• **EXERCISE OBJECTIVE**: Give the number of lines holding the string "subtitle", and nothing else.

• **DATASET CONTENT**:
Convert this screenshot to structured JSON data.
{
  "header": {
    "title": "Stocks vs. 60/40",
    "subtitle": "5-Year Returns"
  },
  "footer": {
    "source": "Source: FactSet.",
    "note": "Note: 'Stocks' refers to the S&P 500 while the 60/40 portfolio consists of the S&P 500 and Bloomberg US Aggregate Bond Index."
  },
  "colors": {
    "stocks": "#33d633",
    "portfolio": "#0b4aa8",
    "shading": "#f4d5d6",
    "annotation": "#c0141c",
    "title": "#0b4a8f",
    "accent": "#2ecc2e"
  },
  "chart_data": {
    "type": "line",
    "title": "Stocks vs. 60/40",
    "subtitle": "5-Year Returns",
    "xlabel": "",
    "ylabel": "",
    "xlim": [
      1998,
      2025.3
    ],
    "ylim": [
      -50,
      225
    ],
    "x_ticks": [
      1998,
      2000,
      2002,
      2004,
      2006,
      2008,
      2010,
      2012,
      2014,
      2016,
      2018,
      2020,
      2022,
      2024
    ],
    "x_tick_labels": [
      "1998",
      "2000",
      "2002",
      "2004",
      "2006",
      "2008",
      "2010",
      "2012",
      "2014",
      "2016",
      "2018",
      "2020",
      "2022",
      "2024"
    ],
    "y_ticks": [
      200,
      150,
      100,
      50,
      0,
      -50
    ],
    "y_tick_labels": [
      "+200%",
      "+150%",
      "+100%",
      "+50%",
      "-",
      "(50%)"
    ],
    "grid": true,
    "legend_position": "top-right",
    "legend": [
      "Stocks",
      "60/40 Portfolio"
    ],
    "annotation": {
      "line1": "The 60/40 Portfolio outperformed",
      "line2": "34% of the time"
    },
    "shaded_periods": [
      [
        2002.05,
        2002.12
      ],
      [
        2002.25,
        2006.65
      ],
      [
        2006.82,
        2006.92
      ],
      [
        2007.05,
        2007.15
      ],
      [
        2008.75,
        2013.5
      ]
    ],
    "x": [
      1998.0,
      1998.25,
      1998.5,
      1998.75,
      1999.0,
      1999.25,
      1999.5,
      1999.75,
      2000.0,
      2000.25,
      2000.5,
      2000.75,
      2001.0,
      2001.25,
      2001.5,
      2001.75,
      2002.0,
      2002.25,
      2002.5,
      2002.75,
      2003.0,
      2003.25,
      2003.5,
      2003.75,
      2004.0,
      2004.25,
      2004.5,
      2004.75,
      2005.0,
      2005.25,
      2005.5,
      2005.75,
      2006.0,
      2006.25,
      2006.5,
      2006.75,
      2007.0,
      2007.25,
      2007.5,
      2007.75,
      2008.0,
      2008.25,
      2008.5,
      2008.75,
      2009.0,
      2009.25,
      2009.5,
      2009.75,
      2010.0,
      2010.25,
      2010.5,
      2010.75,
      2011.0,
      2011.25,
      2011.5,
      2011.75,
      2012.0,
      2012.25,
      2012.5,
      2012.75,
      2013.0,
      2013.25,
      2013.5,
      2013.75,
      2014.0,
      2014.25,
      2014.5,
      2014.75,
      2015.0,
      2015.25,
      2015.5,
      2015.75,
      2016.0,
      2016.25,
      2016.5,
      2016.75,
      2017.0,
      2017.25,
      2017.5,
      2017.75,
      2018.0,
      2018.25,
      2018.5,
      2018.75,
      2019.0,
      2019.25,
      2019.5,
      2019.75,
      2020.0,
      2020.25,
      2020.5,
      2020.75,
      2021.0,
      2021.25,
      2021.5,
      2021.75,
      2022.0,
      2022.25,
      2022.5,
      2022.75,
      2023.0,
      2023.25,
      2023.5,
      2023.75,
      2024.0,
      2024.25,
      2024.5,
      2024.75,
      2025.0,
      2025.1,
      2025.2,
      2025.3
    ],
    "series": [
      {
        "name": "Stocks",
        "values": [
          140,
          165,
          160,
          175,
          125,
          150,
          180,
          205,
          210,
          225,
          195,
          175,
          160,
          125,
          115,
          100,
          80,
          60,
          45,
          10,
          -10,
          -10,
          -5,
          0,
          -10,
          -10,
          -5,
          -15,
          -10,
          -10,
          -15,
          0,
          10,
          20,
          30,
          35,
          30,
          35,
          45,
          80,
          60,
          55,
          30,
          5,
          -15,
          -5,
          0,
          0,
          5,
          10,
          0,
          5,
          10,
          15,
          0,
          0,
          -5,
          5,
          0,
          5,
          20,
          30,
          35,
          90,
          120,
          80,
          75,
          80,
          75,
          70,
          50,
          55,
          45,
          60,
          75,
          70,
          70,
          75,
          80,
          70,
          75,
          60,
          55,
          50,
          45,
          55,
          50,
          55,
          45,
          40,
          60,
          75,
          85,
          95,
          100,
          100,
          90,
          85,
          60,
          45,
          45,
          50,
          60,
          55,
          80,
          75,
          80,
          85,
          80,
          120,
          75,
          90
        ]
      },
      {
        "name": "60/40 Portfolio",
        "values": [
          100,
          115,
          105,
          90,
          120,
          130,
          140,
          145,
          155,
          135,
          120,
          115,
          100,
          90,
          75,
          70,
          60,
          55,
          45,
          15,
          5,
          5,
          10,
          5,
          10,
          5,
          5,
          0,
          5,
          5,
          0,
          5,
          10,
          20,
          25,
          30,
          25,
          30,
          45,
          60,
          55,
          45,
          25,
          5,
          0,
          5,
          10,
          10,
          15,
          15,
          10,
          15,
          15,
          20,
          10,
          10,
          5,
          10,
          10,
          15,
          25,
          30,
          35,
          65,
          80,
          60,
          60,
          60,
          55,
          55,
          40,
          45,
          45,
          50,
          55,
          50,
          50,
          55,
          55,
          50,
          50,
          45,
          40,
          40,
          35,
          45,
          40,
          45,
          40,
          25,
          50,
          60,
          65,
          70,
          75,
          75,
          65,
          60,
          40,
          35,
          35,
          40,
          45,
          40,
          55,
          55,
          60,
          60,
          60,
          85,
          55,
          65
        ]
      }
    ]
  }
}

* * *

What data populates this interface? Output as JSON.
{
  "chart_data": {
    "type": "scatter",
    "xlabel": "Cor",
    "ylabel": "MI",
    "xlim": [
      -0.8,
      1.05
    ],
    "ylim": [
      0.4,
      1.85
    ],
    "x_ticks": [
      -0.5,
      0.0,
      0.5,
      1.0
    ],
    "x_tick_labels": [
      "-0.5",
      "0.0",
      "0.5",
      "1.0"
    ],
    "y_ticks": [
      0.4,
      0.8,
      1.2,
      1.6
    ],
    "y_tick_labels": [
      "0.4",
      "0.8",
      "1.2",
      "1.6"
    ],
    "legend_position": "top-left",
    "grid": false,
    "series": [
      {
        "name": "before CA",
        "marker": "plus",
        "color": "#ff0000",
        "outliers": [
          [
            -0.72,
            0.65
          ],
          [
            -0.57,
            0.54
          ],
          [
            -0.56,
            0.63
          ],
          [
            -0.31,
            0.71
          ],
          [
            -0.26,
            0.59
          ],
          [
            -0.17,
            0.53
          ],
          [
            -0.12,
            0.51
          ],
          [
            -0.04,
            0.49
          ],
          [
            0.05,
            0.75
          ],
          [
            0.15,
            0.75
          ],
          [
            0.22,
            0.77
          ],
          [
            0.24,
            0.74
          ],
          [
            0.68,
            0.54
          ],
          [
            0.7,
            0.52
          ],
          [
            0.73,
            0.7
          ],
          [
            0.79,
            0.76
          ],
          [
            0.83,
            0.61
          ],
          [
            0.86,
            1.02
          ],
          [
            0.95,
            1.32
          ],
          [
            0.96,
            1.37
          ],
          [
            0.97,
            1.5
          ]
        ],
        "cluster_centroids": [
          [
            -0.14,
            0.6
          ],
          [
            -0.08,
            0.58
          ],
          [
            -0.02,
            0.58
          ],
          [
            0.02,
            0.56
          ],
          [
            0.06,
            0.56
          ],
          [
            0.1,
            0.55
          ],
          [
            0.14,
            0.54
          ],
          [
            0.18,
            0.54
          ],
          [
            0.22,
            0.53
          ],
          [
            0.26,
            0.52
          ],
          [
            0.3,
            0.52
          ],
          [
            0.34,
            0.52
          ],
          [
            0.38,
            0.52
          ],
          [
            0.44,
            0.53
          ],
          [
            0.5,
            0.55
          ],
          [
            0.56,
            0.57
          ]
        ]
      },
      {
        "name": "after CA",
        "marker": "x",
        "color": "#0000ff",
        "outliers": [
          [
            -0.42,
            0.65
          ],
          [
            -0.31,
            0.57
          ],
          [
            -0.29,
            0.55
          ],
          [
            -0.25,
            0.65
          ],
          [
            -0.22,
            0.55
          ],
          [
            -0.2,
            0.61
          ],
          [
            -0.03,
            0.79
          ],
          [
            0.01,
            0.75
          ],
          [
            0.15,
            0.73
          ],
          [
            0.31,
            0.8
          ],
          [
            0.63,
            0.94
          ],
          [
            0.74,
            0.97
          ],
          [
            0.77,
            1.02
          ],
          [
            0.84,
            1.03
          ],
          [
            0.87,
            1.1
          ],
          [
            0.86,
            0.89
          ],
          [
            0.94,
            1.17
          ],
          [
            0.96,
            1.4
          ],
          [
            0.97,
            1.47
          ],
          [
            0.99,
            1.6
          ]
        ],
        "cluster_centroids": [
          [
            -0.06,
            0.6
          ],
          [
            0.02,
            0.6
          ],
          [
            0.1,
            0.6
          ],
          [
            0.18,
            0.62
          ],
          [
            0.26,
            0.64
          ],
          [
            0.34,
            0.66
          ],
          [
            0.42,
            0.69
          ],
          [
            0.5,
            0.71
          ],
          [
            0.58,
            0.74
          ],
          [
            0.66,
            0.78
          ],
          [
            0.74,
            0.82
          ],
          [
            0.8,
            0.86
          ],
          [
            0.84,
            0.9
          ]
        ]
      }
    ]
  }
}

• **TASK RESPONSE**: 2